**Goal:**
List each line of the data that holds the string "Master", please.
- - - -
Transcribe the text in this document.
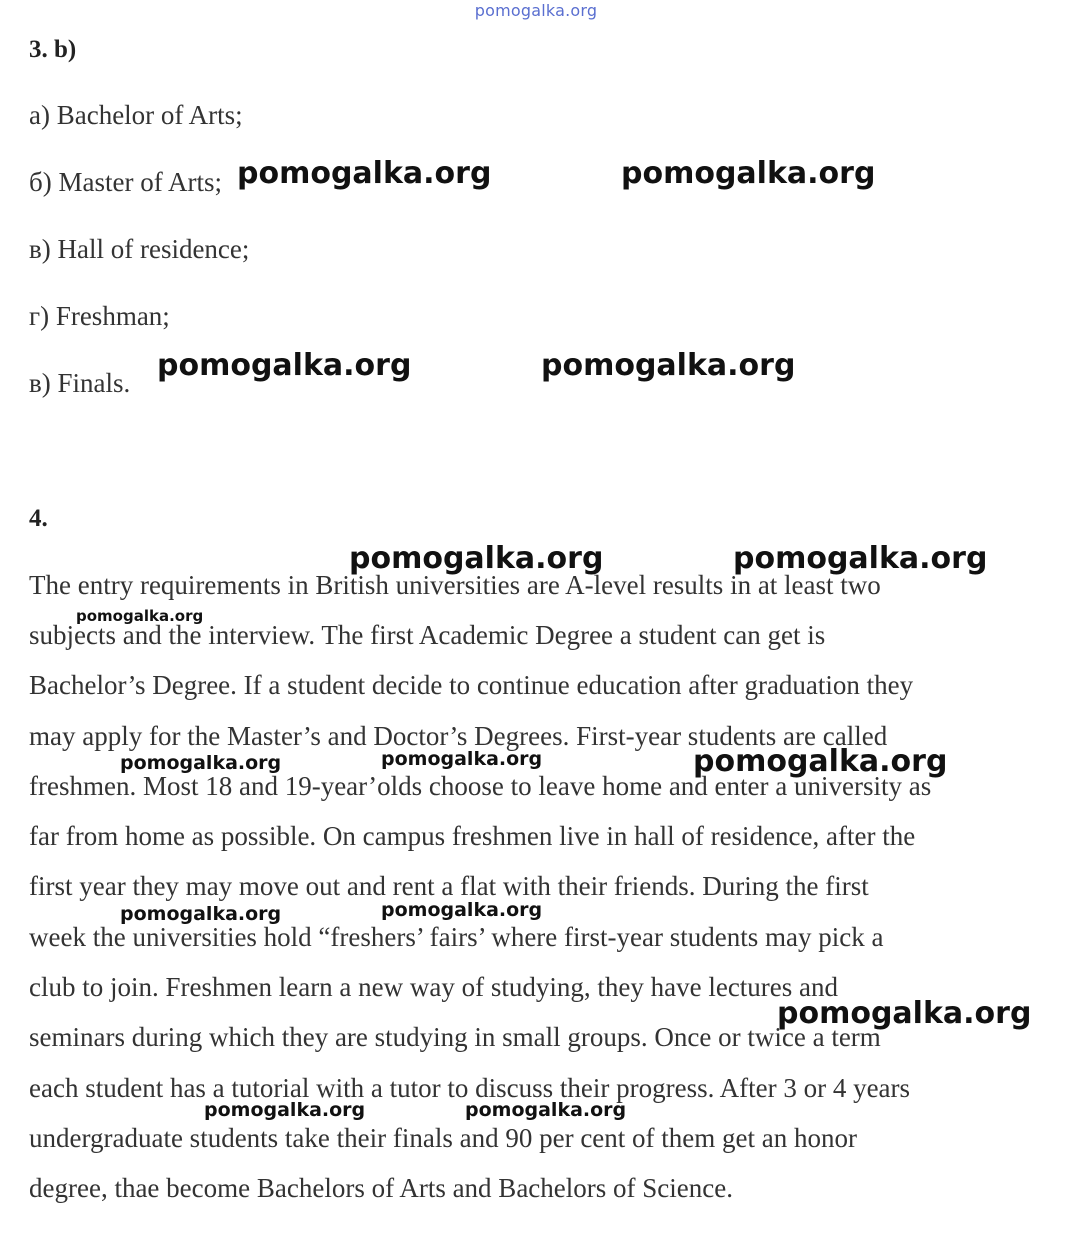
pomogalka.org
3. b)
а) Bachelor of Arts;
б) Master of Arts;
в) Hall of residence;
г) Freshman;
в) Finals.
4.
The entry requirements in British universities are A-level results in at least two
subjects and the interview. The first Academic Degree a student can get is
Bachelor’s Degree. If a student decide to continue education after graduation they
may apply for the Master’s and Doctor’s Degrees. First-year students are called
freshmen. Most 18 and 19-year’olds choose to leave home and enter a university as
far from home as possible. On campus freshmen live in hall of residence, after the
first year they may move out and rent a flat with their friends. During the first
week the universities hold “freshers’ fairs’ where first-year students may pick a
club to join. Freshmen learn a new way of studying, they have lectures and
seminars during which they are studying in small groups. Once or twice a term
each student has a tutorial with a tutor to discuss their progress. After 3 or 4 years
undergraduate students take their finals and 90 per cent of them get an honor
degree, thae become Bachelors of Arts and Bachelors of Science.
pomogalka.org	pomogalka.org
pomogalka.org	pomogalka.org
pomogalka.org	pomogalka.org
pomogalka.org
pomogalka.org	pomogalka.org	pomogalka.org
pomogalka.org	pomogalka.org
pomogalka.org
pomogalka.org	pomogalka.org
- - - -
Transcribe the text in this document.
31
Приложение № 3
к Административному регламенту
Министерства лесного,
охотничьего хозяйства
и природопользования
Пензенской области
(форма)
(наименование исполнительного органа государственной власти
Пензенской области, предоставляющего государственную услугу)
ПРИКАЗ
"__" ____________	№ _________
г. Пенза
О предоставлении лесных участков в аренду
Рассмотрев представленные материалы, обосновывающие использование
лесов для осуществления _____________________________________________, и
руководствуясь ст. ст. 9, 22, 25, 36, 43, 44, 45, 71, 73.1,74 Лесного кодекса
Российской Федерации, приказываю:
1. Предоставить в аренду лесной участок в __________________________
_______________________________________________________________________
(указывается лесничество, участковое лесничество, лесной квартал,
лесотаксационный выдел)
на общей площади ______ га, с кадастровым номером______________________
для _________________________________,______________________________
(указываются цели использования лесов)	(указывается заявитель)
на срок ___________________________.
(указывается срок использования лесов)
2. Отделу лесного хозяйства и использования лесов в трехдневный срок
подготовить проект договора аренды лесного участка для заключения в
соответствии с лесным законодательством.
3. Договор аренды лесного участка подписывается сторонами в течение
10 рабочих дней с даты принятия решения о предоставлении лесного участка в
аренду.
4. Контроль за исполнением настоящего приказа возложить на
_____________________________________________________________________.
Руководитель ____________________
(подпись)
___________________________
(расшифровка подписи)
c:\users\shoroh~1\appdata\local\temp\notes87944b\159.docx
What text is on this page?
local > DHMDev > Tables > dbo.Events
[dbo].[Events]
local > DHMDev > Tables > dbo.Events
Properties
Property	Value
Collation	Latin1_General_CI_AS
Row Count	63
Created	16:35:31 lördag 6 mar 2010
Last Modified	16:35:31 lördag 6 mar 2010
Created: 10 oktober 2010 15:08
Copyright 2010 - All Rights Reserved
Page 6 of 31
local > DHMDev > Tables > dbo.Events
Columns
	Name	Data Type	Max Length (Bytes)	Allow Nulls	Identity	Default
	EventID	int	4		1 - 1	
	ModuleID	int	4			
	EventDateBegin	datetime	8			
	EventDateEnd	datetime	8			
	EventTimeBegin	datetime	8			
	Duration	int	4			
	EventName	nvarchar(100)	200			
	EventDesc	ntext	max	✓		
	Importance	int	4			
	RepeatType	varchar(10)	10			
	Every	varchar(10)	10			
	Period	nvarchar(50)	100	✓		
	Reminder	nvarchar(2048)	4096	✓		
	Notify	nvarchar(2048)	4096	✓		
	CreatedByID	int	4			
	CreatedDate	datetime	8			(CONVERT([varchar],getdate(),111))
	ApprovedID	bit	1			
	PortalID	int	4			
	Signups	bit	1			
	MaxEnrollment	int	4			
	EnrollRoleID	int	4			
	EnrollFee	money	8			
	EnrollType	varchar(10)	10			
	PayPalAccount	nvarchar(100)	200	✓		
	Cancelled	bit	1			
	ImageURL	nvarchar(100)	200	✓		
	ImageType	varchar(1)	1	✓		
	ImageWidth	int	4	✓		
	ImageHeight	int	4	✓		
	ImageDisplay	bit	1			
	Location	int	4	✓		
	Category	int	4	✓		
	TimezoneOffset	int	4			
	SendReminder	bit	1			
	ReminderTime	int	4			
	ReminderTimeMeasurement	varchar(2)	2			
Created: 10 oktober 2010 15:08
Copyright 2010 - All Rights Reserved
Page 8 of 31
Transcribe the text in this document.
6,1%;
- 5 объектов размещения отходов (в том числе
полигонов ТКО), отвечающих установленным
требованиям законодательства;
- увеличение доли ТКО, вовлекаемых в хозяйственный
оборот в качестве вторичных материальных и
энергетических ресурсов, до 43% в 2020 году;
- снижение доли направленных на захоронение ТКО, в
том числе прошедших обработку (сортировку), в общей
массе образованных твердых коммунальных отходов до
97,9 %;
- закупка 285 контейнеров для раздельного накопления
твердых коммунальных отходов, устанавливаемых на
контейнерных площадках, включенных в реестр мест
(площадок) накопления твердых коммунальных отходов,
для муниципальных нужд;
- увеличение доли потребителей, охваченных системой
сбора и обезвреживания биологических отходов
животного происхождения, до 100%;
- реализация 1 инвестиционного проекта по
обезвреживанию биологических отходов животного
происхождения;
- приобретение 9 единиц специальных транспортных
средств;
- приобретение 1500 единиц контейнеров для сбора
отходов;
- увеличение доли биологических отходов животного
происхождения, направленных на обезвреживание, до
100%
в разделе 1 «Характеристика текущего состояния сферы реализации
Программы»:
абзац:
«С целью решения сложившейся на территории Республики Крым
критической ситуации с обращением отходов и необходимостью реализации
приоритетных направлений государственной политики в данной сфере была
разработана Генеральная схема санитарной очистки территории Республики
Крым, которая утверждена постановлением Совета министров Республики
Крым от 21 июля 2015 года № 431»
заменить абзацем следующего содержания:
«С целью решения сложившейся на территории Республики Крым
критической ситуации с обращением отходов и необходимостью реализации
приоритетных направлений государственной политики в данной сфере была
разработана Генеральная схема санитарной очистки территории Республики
- - - -
**Task solution:**
б) Master of Arts;
may apply for the Master’s and Doctor’s Degrees. First-year students are called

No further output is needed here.